[Problem description]: Transcribe each line of the records below exactly, excluding any embedded images.
↓↓↓
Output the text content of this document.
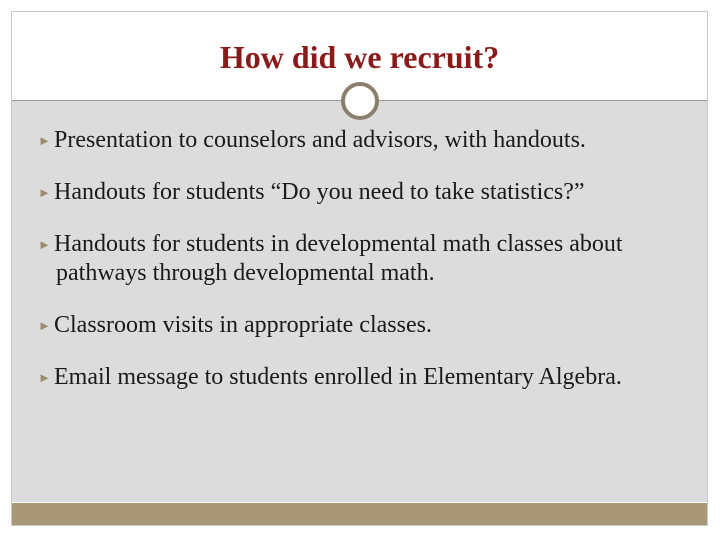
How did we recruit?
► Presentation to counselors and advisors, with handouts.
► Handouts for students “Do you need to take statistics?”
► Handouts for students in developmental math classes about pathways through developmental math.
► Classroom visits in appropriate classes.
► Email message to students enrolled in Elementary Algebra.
↑↑↑
[Answer to the problem]:
Output the text content of this document.
How did we recruit?
► Presentation to counselors and advisors, with handouts.
► Handouts for students “Do you need to take statistics?”
► Handouts for students in developmental math classes about pathways through developmental math.
► Classroom visits in appropriate classes.
► Email message to students enrolled in Elementary Algebra.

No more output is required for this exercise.